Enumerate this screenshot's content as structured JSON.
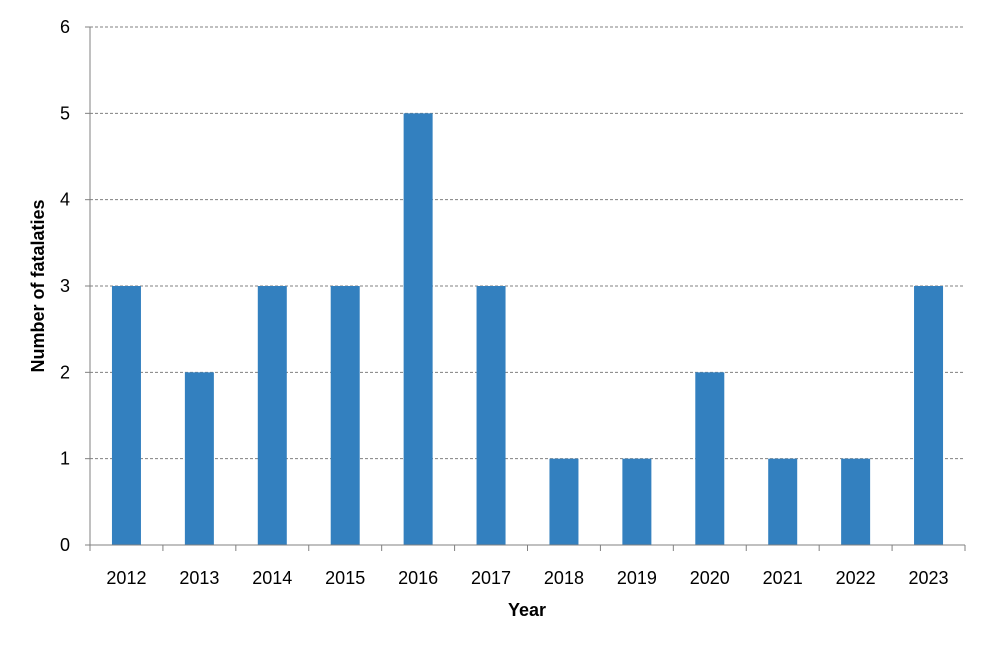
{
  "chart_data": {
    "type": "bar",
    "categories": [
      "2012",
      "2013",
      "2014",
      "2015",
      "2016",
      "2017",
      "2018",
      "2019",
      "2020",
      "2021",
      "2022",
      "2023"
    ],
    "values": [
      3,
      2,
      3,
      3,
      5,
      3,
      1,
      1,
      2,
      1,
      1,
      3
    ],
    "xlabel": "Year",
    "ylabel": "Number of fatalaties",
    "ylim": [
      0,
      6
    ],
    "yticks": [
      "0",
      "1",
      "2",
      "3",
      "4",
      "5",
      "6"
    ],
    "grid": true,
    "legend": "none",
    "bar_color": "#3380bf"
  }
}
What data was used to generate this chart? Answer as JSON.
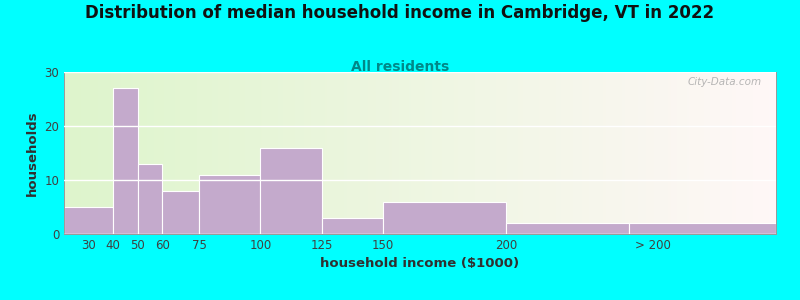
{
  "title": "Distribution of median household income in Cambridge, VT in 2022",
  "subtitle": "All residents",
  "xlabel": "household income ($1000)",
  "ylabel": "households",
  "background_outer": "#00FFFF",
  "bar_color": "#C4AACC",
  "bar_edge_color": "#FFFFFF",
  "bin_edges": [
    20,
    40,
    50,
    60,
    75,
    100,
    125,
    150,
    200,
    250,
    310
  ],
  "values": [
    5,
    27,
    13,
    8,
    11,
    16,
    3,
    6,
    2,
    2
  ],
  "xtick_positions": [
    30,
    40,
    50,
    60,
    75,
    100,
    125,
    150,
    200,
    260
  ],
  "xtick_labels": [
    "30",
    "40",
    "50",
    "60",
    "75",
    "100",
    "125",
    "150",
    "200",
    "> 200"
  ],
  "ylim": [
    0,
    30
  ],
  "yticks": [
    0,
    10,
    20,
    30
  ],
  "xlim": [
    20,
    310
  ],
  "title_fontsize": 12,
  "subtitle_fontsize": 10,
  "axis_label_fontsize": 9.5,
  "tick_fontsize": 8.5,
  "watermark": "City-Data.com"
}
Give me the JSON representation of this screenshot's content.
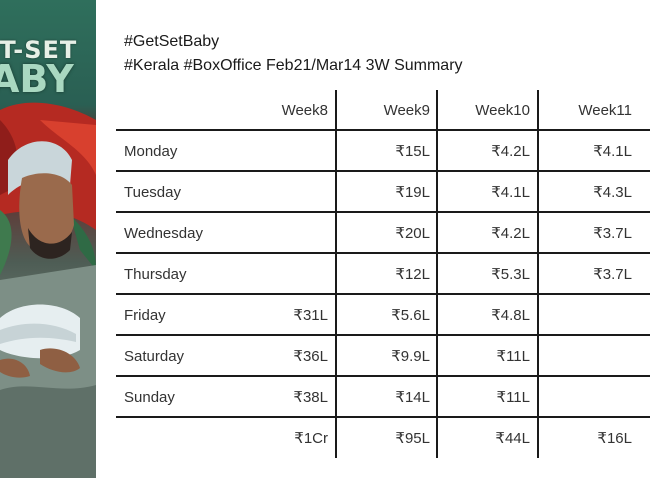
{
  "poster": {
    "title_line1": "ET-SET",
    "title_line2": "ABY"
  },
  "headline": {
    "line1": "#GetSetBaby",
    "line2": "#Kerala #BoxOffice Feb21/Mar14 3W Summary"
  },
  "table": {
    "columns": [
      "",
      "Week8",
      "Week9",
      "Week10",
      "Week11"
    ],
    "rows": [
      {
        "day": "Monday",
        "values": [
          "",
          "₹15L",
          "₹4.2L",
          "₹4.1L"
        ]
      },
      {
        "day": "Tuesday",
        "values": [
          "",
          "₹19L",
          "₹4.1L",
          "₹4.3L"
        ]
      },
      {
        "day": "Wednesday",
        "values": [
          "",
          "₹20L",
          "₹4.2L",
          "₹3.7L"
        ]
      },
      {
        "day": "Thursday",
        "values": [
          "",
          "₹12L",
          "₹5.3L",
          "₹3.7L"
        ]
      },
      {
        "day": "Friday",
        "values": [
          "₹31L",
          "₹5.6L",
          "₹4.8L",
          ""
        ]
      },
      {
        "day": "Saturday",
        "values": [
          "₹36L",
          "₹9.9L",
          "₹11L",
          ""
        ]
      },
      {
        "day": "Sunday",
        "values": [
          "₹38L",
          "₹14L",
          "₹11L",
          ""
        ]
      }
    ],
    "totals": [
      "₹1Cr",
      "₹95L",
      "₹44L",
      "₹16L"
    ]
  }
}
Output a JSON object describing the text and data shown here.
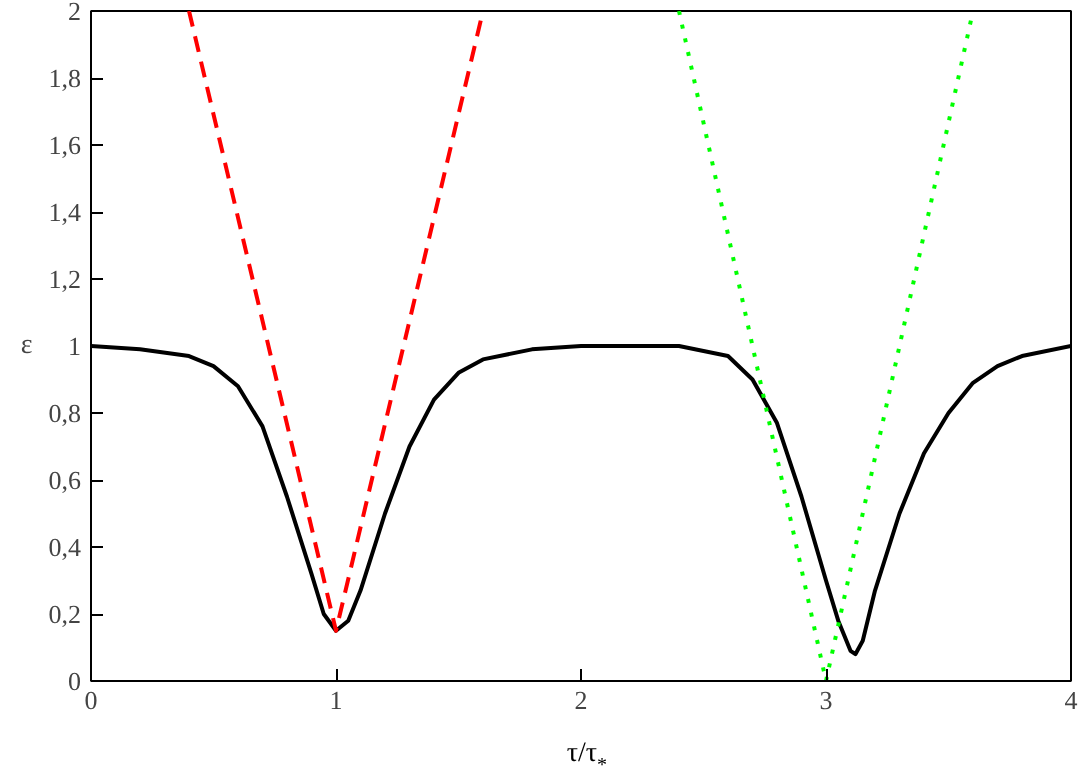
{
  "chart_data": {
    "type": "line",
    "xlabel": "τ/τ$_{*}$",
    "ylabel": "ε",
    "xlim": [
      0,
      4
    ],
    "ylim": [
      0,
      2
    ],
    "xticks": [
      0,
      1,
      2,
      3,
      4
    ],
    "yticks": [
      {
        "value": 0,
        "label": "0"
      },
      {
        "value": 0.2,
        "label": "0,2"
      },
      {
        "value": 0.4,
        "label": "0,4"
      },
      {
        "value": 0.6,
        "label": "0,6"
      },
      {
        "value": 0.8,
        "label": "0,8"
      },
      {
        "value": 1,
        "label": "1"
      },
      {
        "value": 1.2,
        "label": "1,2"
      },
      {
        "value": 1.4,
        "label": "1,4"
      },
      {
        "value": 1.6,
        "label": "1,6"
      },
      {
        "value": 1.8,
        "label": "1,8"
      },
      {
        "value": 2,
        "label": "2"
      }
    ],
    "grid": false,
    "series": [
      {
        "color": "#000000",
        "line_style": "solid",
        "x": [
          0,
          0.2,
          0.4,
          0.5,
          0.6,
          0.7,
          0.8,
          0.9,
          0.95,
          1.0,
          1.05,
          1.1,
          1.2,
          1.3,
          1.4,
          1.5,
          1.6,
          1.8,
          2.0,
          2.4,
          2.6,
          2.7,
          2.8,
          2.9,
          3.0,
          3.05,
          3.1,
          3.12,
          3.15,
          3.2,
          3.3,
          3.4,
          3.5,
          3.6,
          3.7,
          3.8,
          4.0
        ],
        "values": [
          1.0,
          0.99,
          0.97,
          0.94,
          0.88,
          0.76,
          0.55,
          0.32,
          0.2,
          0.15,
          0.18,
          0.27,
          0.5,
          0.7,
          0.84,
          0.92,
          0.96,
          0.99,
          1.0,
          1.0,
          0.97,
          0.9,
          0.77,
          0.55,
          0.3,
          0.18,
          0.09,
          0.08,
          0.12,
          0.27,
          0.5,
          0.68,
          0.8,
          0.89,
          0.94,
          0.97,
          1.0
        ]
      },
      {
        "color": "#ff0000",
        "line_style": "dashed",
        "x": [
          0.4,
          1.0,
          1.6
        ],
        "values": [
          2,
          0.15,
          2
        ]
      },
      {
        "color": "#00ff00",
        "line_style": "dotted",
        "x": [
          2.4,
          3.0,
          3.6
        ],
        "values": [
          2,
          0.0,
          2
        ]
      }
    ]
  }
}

§ §

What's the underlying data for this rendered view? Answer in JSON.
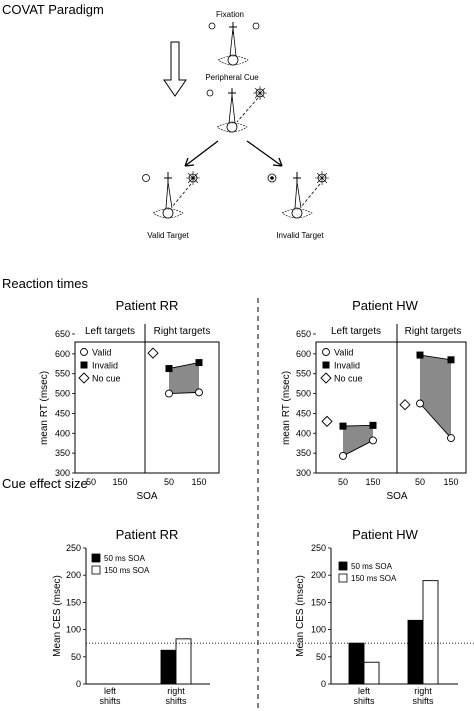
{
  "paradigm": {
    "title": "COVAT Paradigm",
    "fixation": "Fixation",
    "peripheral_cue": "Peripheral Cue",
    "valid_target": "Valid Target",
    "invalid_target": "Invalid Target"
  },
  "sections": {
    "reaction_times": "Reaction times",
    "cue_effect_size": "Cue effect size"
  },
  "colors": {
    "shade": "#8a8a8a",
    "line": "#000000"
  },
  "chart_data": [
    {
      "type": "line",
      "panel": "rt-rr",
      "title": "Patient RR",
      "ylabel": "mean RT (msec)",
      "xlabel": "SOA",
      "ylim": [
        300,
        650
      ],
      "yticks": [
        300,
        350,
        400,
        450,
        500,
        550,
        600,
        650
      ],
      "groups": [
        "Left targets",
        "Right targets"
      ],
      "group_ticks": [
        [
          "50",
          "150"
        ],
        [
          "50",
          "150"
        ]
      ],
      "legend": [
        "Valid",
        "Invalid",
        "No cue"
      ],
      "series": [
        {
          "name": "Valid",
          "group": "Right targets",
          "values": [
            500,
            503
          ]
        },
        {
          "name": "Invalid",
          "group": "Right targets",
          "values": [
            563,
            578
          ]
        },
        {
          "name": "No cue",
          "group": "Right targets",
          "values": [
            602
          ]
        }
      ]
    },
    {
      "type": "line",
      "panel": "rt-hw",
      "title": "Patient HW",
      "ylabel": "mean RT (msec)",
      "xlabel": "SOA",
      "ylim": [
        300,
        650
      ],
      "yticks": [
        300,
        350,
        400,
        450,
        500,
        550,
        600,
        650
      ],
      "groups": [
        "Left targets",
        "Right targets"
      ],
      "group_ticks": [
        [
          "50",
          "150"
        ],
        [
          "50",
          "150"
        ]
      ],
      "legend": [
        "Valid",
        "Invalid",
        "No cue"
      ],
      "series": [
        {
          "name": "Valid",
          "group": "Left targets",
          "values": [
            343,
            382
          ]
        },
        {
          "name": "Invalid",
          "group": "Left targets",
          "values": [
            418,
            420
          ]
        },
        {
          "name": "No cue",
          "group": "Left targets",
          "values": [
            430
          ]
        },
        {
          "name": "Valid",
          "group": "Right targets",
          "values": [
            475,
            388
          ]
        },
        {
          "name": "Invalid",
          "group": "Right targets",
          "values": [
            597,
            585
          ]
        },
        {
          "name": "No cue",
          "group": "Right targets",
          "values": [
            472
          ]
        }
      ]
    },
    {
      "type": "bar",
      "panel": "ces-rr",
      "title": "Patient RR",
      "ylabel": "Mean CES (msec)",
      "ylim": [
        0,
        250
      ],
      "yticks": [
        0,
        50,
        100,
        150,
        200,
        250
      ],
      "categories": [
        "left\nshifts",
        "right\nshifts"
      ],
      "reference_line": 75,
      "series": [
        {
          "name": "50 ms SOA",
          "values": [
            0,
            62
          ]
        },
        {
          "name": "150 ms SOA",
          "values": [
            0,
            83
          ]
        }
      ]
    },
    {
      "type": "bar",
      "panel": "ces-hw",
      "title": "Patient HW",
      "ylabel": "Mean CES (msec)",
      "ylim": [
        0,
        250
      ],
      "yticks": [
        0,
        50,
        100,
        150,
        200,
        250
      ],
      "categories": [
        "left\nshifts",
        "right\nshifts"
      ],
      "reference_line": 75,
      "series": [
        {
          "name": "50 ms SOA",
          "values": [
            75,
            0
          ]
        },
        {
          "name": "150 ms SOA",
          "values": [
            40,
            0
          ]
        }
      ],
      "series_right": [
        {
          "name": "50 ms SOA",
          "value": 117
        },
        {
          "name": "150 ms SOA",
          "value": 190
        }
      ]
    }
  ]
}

§ §

▸ WORK TO COMPLETE: In the records above, find each line with the word "ylabel" and copy it.

▸ EXERCISE OUTPUT:
    "ylabel": "Number of fatalaties",
  "ylabel": "households",
    "ylabel": "ε",
      "ylabel": "mean RT (msec)",
      "ylabel": "mean RT (msec)",
      "ylabel": "Mean CES (msec)",
      "ylabel": "Mean CES (msec)",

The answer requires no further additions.